Segment Open

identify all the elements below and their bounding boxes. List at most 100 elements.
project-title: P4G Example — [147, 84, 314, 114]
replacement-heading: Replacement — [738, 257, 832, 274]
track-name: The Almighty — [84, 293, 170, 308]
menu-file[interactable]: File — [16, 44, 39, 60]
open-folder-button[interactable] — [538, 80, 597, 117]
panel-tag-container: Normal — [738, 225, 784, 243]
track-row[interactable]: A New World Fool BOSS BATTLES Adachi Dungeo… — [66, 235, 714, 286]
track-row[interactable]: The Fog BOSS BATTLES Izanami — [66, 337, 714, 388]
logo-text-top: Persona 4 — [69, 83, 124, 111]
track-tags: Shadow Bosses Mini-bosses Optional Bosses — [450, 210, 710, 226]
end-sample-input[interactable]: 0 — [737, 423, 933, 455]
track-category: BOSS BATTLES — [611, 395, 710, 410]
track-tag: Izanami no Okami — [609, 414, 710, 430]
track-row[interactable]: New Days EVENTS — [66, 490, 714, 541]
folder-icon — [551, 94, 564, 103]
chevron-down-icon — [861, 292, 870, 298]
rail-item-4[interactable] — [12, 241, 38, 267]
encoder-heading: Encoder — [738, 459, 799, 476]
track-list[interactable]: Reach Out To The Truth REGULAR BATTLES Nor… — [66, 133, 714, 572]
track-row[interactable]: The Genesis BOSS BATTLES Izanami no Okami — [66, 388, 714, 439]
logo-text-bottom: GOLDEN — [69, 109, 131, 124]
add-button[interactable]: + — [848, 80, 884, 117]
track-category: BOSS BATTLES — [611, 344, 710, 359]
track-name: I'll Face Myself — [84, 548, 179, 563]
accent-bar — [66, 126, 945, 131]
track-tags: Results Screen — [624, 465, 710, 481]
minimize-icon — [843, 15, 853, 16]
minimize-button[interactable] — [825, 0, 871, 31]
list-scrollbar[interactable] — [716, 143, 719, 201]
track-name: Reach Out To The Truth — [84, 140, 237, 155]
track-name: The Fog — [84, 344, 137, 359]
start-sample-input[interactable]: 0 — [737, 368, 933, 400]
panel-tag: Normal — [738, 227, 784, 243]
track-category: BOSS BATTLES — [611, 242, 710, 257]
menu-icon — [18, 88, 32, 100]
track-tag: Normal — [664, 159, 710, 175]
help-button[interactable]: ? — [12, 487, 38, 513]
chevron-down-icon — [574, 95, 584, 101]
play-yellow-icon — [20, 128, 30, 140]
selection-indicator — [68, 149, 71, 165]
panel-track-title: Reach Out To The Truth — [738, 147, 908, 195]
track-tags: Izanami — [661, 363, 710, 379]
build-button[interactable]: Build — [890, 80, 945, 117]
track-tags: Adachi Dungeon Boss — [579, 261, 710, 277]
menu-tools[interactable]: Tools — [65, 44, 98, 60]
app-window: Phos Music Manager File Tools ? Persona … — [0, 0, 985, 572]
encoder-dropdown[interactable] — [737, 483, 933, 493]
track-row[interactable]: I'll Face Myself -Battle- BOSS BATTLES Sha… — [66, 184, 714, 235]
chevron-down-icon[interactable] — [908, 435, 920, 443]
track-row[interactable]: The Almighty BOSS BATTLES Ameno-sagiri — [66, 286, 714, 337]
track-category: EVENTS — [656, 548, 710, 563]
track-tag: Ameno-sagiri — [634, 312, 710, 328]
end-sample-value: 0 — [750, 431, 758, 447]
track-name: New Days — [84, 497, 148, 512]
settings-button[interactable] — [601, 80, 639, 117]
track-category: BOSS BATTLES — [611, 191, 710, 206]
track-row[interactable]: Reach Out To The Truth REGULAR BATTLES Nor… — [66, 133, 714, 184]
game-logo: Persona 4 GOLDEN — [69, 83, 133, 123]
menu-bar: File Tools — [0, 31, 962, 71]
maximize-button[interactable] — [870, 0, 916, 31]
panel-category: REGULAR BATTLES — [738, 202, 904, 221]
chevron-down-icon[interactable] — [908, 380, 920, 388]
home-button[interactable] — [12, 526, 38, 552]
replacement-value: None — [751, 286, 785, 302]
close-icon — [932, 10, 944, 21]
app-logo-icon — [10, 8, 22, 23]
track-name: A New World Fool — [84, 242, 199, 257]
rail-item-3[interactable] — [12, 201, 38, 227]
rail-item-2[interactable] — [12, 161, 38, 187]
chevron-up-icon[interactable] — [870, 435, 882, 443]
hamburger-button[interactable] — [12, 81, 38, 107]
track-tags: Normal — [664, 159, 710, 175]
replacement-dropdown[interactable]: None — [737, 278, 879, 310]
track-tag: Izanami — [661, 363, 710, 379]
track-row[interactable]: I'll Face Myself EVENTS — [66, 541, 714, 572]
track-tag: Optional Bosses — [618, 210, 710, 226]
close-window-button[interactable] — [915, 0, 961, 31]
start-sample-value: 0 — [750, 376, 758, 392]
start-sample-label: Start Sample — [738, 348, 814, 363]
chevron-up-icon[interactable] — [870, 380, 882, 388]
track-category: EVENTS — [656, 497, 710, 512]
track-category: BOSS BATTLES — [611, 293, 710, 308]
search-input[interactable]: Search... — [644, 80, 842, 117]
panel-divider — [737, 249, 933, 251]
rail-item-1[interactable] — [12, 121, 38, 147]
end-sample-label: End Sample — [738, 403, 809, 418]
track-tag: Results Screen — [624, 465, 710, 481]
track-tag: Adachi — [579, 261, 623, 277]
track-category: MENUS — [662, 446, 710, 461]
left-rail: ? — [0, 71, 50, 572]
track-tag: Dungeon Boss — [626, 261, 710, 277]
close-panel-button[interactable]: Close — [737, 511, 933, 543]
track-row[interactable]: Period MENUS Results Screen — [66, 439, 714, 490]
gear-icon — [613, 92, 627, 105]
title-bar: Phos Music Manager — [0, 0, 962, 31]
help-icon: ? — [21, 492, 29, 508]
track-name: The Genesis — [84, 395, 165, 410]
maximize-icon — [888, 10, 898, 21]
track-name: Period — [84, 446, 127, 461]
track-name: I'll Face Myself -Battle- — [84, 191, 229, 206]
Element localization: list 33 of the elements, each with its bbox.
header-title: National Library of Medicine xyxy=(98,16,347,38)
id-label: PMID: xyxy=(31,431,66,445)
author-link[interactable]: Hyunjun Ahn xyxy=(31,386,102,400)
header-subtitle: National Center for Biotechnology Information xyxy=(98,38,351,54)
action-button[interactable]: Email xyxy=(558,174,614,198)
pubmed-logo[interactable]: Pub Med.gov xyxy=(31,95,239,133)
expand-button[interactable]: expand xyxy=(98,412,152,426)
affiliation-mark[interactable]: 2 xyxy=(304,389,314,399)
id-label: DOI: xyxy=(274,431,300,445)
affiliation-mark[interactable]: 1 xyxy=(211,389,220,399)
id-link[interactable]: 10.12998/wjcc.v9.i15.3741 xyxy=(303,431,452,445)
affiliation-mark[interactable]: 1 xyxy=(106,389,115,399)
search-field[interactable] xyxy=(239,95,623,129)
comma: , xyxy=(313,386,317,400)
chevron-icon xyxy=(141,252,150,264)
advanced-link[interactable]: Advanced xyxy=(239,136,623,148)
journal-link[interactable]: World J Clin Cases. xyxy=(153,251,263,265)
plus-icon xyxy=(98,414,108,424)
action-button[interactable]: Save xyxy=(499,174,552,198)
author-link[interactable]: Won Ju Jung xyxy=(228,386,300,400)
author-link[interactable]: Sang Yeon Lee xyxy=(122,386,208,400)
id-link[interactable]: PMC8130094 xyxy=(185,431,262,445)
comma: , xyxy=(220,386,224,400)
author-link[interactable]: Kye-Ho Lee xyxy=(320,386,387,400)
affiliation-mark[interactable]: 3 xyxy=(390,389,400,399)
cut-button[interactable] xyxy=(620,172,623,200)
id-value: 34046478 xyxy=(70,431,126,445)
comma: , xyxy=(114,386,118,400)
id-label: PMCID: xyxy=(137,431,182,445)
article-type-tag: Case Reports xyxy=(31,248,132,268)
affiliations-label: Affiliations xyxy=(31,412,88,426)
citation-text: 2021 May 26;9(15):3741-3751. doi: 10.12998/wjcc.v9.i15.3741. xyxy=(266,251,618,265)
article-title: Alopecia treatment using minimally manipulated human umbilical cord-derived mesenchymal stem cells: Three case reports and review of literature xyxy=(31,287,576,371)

Segment Closed

• ACTIVITY: Find the word "action" in the listing and copy each line that contains it.

• RESPONSE TO THE TASK:
action-button[interactable]: Email xyxy=(558,174,614,198)
action-button[interactable]: Save xyxy=(499,174,552,198)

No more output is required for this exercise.